### Task directions
Will you extract the entries word for word? Images should not appear in the copy.
================
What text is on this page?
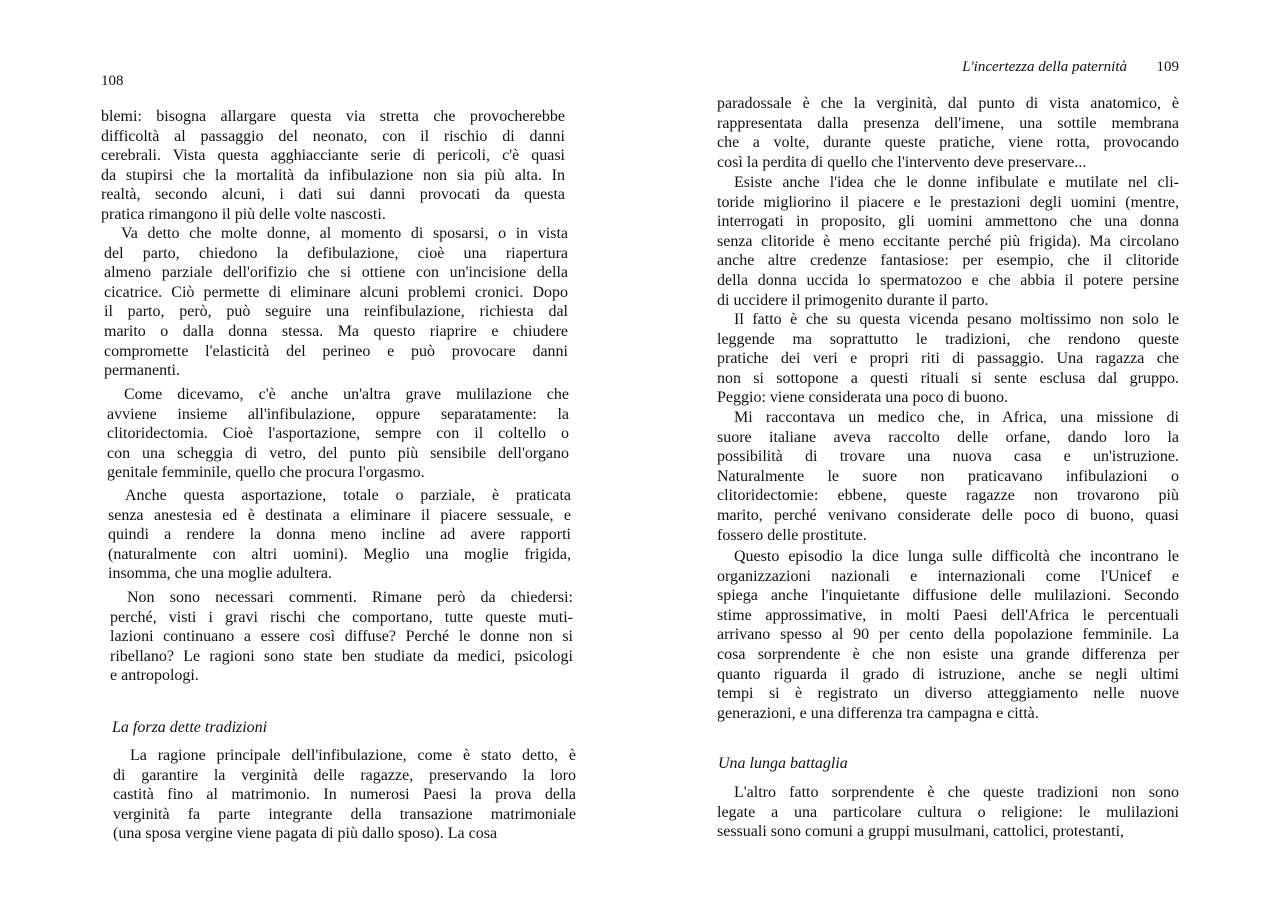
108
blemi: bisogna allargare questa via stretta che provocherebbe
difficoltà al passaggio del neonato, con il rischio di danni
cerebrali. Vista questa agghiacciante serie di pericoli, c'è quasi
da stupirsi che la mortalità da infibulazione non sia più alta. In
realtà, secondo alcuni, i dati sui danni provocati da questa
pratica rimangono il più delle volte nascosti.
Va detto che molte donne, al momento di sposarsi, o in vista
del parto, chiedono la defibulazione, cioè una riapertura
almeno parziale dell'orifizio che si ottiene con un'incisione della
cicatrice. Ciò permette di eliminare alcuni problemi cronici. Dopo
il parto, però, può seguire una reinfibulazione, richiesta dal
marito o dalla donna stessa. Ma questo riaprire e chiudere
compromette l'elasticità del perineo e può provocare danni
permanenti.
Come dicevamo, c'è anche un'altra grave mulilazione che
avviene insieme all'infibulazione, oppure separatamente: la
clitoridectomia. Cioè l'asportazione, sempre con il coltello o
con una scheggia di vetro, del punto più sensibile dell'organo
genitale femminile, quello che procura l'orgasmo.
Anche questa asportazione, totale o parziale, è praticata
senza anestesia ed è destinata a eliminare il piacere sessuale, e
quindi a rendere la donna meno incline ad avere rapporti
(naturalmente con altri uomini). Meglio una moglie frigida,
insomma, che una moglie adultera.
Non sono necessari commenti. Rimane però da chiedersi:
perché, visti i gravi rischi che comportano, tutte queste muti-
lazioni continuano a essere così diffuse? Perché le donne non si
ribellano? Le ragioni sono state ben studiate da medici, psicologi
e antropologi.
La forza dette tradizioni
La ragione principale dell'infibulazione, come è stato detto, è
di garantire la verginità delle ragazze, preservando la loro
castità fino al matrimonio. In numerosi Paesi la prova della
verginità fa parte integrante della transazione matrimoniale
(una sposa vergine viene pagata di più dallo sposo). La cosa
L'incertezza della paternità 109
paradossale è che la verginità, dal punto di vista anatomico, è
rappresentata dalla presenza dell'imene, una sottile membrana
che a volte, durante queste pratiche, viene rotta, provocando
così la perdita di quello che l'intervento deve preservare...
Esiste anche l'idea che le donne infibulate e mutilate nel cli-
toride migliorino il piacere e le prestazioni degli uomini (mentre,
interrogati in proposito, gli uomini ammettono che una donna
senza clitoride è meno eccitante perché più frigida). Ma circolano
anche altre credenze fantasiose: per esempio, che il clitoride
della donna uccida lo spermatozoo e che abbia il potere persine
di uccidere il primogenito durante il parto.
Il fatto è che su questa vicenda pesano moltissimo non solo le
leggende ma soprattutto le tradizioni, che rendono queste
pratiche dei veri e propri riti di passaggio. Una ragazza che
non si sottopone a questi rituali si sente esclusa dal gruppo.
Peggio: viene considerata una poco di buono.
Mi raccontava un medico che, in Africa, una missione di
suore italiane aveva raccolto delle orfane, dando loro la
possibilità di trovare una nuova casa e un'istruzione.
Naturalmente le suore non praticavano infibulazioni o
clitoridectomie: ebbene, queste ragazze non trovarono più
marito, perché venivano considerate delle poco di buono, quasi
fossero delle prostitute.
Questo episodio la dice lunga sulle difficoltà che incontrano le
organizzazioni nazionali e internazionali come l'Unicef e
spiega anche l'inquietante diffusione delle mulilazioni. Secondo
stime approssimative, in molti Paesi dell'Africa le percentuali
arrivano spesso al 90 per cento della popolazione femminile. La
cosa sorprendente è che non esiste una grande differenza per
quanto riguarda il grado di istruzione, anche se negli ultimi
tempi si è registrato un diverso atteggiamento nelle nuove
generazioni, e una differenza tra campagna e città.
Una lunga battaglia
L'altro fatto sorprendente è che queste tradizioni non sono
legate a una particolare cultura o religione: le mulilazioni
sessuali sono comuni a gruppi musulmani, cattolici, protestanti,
================
### Written response
What text is on this page?
108
blemi: bisogna allargare questa via stretta che provocherebbe
difficoltà al passaggio del neonato, con il rischio di danni
cerebrali. Vista questa agghiacciante serie di pericoli, c'è quasi
da stupirsi che la mortalità da infibulazione non sia più alta. In
realtà, secondo alcuni, i dati sui danni provocati da questa
pratica rimangono il più delle volte nascosti.
Va detto che molte donne, al momento di sposarsi, o in vista
del parto, chiedono la defibulazione, cioè una riapertura
almeno parziale dell'orifizio che si ottiene con un'incisione della
cicatrice. Ciò permette di eliminare alcuni problemi cronici. Dopo
il parto, però, può seguire una reinfibulazione, richiesta dal
marito o dalla donna stessa. Ma questo riaprire e chiudere
compromette l'elasticità del perineo e può provocare danni
permanenti.
Come dicevamo, c'è anche un'altra grave mulilazione che
avviene insieme all'infibulazione, oppure separatamente: la
clitoridectomia. Cioè l'asportazione, sempre con il coltello o
con una scheggia di vetro, del punto più sensibile dell'organo
genitale femminile, quello che procura l'orgasmo.
Anche questa asportazione, totale o parziale, è praticata
senza anestesia ed è destinata a eliminare il piacere sessuale, e
quindi a rendere la donna meno incline ad avere rapporti
(naturalmente con altri uomini). Meglio una moglie frigida,
insomma, che una moglie adultera.
Non sono necessari commenti. Rimane però da chiedersi:
perché, visti i gravi rischi che comportano, tutte queste muti-
lazioni continuano a essere così diffuse? Perché le donne non si
ribellano? Le ragioni sono state ben studiate da medici, psicologi
e antropologi.
La forza dette tradizioni
La ragione principale dell'infibulazione, come è stato detto, è
di garantire la verginità delle ragazze, preservando la loro
castità fino al matrimonio. In numerosi Paesi la prova della
verginità fa parte integrante della transazione matrimoniale
(una sposa vergine viene pagata di più dallo sposo). La cosa
L'incertezza della paternità 109
paradossale è che la verginità, dal punto di vista anatomico, è
rappresentata dalla presenza dell'imene, una sottile membrana
che a volte, durante queste pratiche, viene rotta, provocando
così la perdita di quello che l'intervento deve preservare...
Esiste anche l'idea che le donne infibulate e mutilate nel cli-
toride migliorino il piacere e le prestazioni degli uomini (mentre,
interrogati in proposito, gli uomini ammettono che una donna
senza clitoride è meno eccitante perché più frigida). Ma circolano
anche altre credenze fantasiose: per esempio, che il clitoride
della donna uccida lo spermatozoo e che abbia il potere persine
di uccidere il primogenito durante il parto.
Il fatto è che su questa vicenda pesano moltissimo non solo le
leggende ma soprattutto le tradizioni, che rendono queste
pratiche dei veri e propri riti di passaggio. Una ragazza che
non si sottopone a questi rituali si sente esclusa dal gruppo.
Peggio: viene considerata una poco di buono.
Mi raccontava un medico che, in Africa, una missione di
suore italiane aveva raccolto delle orfane, dando loro la
possibilità di trovare una nuova casa e un'istruzione.
Naturalmente le suore non praticavano infibulazioni o
clitoridectomie: ebbene, queste ragazze non trovarono più
marito, perché venivano considerate delle poco di buono, quasi
fossero delle prostitute.
Questo episodio la dice lunga sulle difficoltà che incontrano le
organizzazioni nazionali e internazionali come l'Unicef e
spiega anche l'inquietante diffusione delle mulilazioni. Secondo
stime approssimative, in molti Paesi dell'Africa le percentuali
arrivano spesso al 90 per cento della popolazione femminile. La
cosa sorprendente è che non esiste una grande differenza per
quanto riguarda il grado di istruzione, anche se negli ultimi
tempi si è registrato un diverso atteggiamento nelle nuove
generazioni, e una differenza tra campagna e città.
Una lunga battaglia
L'altro fatto sorprendente è che queste tradizioni non sono
legate a una particolare cultura o religione: le mulilazioni
sessuali sono comuni a gruppi musulmani, cattolici, protestanti,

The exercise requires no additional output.